WHAT IS NEEDED:
Copy down every line where the string "title" shows up.
_ _ _ _ _ _ _
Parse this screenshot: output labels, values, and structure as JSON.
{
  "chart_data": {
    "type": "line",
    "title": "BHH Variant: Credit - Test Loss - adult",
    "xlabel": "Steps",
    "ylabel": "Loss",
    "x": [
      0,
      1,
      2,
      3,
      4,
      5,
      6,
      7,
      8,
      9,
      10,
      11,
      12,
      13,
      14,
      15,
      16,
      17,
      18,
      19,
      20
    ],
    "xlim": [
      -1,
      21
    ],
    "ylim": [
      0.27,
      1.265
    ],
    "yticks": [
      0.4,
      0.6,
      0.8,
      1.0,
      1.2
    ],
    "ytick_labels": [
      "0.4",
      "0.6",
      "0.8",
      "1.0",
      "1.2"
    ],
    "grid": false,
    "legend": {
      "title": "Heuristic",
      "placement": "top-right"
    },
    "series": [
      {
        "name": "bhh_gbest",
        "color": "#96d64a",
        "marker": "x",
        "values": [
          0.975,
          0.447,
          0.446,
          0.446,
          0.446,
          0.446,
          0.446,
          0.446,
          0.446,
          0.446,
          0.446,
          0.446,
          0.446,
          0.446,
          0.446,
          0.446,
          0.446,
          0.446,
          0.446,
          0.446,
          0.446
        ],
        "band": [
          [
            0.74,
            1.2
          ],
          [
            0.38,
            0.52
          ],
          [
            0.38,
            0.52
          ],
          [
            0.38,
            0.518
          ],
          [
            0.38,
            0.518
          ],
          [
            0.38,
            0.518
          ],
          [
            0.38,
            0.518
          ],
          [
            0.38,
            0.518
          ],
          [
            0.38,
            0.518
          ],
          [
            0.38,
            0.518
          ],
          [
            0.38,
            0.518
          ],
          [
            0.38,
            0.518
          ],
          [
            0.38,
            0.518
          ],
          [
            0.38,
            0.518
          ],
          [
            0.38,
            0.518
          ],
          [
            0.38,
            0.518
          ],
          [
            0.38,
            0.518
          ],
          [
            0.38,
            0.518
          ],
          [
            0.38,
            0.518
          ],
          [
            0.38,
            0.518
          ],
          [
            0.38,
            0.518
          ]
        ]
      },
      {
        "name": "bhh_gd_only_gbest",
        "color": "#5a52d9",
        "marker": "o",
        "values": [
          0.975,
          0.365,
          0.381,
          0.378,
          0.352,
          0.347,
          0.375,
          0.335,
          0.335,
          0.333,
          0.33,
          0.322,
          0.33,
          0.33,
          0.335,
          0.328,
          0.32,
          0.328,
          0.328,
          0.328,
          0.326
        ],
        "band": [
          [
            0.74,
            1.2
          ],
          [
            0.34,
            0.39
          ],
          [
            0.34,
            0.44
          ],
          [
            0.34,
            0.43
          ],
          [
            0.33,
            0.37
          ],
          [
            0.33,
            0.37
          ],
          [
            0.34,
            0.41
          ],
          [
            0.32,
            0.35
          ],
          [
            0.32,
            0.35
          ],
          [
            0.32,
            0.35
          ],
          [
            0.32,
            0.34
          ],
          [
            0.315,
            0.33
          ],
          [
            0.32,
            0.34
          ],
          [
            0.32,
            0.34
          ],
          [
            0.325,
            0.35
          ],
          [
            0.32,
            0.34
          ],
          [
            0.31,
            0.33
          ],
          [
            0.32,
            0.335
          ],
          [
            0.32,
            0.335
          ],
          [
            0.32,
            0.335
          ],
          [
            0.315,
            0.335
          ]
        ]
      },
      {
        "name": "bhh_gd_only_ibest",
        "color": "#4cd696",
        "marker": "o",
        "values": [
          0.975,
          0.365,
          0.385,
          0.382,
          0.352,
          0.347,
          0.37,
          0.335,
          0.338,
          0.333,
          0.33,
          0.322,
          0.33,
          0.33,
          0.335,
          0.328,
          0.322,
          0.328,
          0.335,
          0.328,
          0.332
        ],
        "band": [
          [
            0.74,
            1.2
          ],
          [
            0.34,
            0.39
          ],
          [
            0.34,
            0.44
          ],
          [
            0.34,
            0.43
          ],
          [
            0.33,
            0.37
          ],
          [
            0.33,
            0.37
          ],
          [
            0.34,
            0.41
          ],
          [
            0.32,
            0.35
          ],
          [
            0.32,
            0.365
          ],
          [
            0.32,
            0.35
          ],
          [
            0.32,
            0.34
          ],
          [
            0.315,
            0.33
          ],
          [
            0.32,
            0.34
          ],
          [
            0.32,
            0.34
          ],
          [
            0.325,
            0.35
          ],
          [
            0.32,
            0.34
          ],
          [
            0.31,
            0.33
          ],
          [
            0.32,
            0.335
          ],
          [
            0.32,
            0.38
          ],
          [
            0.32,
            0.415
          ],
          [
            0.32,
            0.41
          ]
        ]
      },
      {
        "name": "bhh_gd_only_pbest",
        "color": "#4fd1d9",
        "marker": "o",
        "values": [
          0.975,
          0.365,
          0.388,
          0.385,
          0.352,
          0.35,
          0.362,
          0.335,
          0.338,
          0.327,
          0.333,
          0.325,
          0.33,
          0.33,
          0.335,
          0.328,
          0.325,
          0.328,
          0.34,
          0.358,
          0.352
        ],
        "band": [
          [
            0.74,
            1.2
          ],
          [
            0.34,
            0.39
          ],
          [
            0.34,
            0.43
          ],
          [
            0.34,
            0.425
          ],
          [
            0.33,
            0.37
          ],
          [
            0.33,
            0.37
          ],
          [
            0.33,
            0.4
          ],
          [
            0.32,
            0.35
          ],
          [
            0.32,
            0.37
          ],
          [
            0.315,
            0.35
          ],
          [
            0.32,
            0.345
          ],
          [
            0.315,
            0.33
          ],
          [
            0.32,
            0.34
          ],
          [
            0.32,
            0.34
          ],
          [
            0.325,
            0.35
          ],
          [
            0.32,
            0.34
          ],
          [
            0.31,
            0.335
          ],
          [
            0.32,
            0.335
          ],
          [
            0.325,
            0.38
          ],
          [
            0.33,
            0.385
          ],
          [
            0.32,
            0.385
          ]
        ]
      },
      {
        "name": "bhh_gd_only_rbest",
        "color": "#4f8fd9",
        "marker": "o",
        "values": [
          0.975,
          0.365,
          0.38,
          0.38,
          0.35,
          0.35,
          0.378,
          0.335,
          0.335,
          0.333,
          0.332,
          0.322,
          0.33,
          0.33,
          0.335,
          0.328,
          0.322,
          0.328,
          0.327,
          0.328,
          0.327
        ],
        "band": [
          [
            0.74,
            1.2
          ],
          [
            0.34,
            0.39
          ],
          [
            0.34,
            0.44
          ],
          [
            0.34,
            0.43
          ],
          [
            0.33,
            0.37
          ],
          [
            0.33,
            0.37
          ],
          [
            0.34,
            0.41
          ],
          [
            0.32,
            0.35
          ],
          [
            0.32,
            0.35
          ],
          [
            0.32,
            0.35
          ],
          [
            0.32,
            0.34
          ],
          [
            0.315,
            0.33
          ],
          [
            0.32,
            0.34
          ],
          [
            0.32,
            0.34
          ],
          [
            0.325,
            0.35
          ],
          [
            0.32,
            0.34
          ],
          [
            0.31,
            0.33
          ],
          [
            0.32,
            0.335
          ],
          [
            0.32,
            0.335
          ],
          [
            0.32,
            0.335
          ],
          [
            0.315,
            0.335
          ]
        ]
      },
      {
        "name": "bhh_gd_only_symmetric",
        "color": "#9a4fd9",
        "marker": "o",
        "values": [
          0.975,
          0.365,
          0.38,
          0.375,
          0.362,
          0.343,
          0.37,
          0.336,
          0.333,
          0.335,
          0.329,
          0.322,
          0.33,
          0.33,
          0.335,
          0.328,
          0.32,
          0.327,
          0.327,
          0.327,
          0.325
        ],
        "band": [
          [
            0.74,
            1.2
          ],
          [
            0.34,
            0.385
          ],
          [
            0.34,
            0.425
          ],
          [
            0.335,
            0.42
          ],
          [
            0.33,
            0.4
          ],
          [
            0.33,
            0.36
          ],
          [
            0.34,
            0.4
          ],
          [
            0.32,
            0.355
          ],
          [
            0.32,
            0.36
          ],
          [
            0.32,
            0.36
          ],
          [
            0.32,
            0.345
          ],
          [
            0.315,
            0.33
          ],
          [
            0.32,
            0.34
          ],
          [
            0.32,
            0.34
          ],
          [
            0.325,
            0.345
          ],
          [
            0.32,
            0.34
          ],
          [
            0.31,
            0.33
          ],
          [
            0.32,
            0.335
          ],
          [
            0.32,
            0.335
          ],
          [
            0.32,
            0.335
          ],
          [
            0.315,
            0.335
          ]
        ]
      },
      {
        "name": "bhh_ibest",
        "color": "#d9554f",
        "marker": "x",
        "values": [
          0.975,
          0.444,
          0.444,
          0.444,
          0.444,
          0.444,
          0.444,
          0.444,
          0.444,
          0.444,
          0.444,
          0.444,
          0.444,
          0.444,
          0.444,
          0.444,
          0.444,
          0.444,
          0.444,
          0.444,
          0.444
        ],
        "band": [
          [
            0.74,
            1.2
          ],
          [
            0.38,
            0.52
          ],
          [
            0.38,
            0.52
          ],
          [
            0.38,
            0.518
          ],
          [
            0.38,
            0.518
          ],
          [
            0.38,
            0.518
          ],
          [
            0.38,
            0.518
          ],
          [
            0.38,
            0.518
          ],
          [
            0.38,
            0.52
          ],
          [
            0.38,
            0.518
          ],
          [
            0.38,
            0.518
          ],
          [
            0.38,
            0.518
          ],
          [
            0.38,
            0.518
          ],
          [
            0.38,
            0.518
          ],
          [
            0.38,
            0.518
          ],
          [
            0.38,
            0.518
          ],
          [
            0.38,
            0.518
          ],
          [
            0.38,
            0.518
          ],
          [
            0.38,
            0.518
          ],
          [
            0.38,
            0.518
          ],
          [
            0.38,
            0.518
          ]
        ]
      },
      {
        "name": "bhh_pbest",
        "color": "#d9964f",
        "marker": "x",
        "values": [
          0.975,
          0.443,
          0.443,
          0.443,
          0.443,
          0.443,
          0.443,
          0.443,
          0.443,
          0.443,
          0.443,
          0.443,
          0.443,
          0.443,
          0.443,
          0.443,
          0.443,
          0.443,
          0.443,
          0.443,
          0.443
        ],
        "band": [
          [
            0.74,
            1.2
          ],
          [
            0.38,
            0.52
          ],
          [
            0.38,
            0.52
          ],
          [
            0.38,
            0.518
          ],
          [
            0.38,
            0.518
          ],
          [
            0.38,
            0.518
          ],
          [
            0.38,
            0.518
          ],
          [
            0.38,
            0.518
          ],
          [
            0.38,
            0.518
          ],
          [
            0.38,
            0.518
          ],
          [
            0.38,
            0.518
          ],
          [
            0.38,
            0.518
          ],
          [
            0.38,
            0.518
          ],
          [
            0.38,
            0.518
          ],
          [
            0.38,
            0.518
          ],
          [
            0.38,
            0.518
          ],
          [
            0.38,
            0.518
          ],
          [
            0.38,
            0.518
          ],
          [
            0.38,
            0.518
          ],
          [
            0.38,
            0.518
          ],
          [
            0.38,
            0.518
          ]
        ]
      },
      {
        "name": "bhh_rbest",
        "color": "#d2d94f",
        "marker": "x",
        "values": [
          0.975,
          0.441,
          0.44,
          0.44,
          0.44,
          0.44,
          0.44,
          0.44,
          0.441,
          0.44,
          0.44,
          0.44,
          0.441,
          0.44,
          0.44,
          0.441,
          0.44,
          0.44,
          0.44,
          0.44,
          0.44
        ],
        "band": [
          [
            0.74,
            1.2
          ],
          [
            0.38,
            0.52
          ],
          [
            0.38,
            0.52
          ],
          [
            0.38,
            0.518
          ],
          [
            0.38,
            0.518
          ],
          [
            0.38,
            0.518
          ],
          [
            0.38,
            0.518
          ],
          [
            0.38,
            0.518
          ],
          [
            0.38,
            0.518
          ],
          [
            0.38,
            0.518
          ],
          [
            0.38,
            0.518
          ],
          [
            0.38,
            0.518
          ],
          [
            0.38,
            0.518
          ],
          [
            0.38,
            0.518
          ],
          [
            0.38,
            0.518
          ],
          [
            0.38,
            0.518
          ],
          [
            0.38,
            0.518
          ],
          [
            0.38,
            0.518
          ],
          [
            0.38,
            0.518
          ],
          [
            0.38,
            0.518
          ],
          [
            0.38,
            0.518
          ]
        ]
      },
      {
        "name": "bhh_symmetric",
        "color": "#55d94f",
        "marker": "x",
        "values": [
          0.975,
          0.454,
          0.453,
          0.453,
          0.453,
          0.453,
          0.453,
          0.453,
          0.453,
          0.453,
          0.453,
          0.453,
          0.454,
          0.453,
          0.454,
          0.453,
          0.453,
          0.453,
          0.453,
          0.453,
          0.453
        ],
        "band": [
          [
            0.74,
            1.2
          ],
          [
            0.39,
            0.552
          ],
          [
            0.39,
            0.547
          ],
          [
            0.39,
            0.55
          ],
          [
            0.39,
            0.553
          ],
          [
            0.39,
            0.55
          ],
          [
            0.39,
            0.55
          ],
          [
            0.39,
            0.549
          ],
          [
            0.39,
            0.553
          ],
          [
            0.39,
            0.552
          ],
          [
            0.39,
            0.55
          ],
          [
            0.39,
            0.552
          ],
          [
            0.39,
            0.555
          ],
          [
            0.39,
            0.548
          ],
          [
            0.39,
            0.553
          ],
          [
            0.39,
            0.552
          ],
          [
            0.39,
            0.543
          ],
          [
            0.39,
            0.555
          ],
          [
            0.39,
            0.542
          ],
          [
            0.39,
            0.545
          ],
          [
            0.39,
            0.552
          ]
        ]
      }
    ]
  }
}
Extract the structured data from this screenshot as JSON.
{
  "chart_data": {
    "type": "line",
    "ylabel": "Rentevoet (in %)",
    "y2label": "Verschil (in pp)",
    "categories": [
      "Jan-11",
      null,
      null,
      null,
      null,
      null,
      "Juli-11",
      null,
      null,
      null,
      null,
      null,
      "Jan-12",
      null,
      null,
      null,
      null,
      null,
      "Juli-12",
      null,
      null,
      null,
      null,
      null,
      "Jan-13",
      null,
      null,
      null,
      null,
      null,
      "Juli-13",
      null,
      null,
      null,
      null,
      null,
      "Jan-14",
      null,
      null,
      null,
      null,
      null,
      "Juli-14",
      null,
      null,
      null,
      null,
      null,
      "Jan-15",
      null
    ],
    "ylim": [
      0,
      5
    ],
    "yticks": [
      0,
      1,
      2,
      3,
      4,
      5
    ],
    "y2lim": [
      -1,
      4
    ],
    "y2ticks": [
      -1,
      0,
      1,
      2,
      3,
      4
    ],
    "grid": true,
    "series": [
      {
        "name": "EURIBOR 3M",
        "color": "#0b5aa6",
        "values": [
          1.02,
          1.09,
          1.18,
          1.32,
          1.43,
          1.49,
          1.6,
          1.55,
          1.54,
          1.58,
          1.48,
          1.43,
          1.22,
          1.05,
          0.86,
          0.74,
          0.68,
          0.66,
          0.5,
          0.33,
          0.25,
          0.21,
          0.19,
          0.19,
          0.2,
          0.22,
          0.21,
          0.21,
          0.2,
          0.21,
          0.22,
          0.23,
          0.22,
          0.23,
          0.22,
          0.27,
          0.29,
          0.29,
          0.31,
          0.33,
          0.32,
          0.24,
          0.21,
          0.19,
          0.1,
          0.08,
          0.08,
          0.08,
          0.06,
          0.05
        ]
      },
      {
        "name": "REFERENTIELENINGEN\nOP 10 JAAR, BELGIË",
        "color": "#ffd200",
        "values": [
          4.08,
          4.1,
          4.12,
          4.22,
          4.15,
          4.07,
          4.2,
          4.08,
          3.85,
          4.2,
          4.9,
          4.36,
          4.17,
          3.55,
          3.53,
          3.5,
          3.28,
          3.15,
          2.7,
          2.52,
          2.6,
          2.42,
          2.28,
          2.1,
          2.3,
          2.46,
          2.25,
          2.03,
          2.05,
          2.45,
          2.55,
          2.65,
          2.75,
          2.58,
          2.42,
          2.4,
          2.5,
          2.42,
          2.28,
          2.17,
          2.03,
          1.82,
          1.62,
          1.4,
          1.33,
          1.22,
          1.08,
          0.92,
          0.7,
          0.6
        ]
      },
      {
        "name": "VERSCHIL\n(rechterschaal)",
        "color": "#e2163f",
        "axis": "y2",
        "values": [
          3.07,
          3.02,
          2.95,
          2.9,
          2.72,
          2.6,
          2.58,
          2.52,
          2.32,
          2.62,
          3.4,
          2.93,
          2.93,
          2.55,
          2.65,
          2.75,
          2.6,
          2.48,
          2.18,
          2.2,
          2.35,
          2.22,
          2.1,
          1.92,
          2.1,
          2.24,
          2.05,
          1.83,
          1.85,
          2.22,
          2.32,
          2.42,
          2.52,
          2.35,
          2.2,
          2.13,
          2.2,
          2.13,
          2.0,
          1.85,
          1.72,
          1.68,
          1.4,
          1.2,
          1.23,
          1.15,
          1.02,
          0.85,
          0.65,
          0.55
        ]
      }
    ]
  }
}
_ _ _ _ _ _ _
PROBLEM SOLUTION:
    "title": "BHH Variant: Credit - Test Loss - adult",
      "title": "Heuristic",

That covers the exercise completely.